# [DATA SECTION]
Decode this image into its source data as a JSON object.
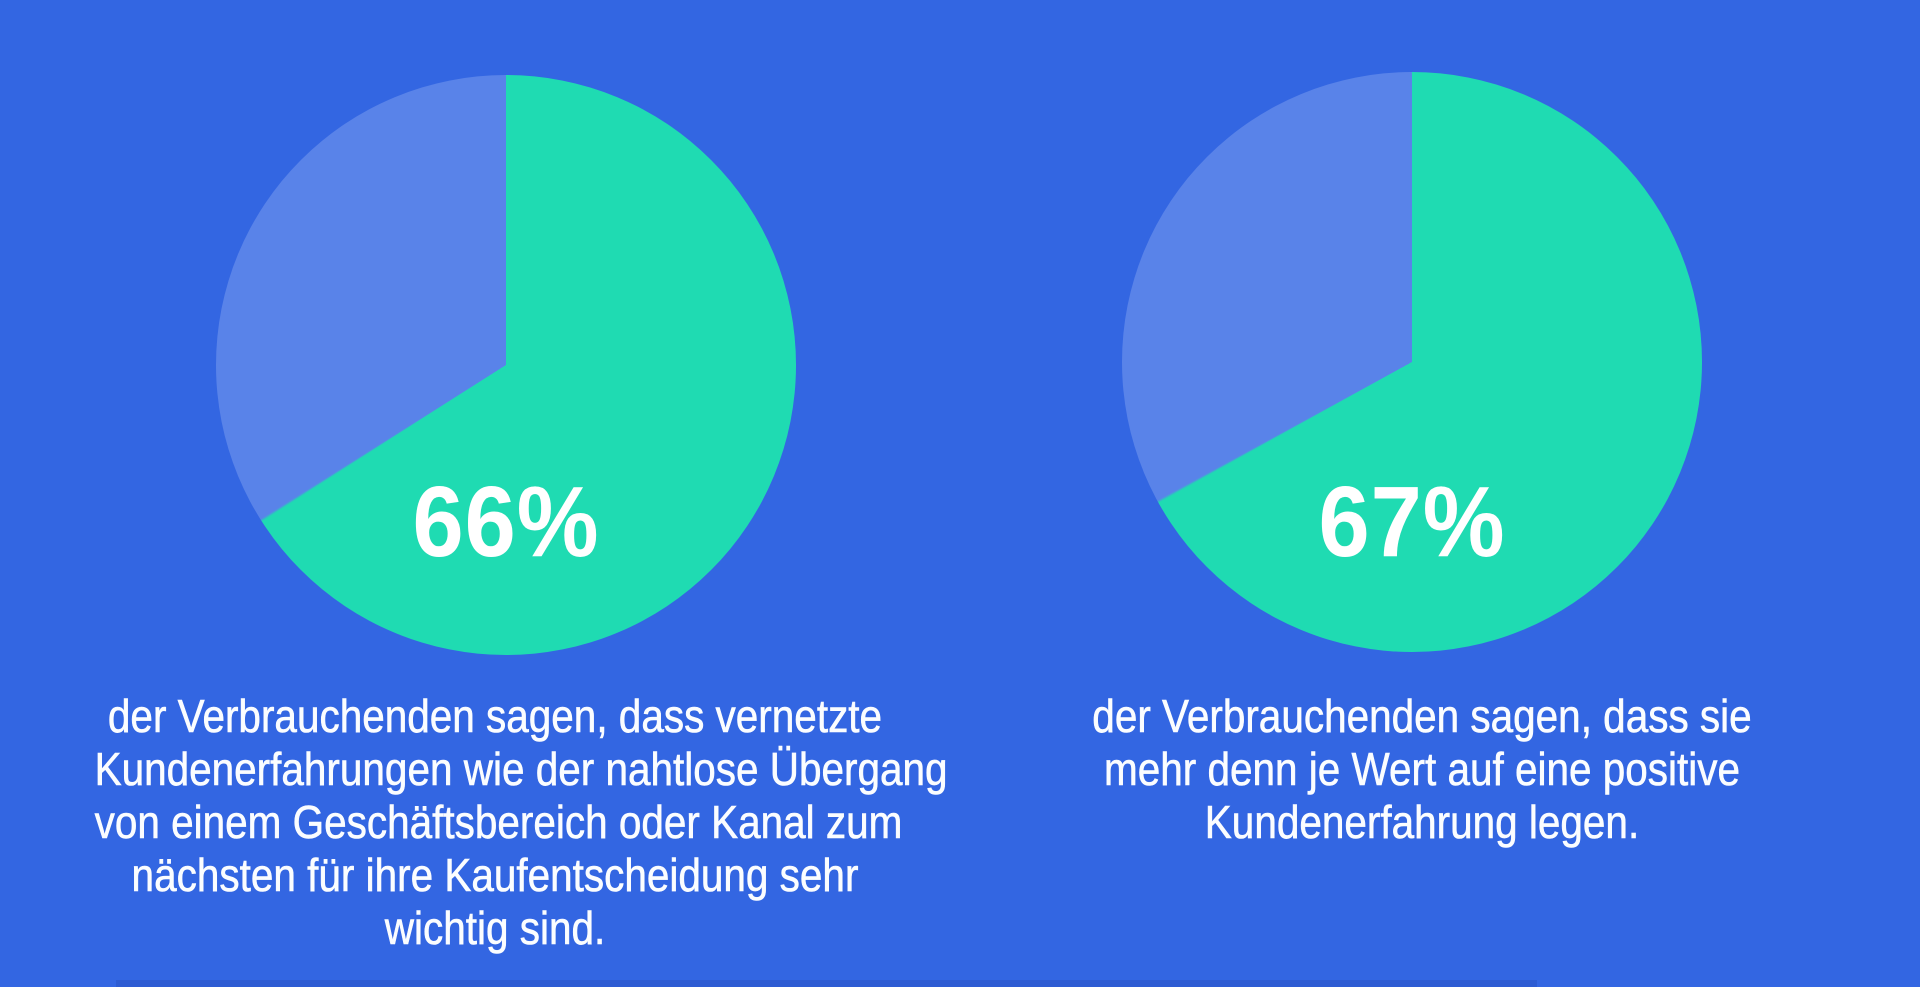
{
  "canvas": {
    "background_color": "#3366E2",
    "bottom_strip_color": "#2D5CD3"
  },
  "colors": {
    "slice_main_green": "#1FDBB2",
    "slice_rest_periwinkle": "#5983E9",
    "label_white": "#FFFFFF",
    "caption_white": "#FBFDFF"
  },
  "chart_data": [
    {
      "type": "pie",
      "values": [
        66,
        34
      ],
      "slice_colors": [
        "#1FDBB2",
        "#5983E9"
      ],
      "start_angle_deg": 0,
      "direction": "clockwise",
      "label": "66%",
      "caption": "der Verbrauchenden sagen, dass vernetzte Kundenerfahrungen wie der nahtlose Übergang von einem Geschäftsbereich oder Kanal zum nächsten für ihre Kaufentscheidung sehr wichtig sind.",
      "caption_lines": [
        "der Verbrauchenden sagen, dass vernetzte",
        "Kundenerfahrungen wie der nahtlose Übergang",
        "von einem Geschäftsbereich oder Kanal zum",
        "nächsten für ihre Kaufentscheidung sehr",
        "wichtig sind."
      ]
    },
    {
      "type": "pie",
      "values": [
        67,
        33
      ],
      "slice_colors": [
        "#1FDBB2",
        "#5983E9"
      ],
      "start_angle_deg": 0,
      "direction": "clockwise",
      "label": "67%",
      "caption": "der Verbrauchenden sagen, dass sie mehr denn je Wert auf eine positive Kundenerfahrung legen.",
      "caption_lines": [
        "der Verbrauchenden sagen, dass sie",
        "mehr denn je Wert auf eine positive",
        "Kundenerfahrung legen."
      ]
    }
  ]
}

# [EXERCISE AIM]
List every line above that holds the word "positive".

# [EXERCISE ANSWER]
      "caption": "der Verbrauchenden sagen, dass sie mehr denn je Wert auf eine positive Kundenerfahrung legen.",
        "mehr denn je Wert auf eine positive",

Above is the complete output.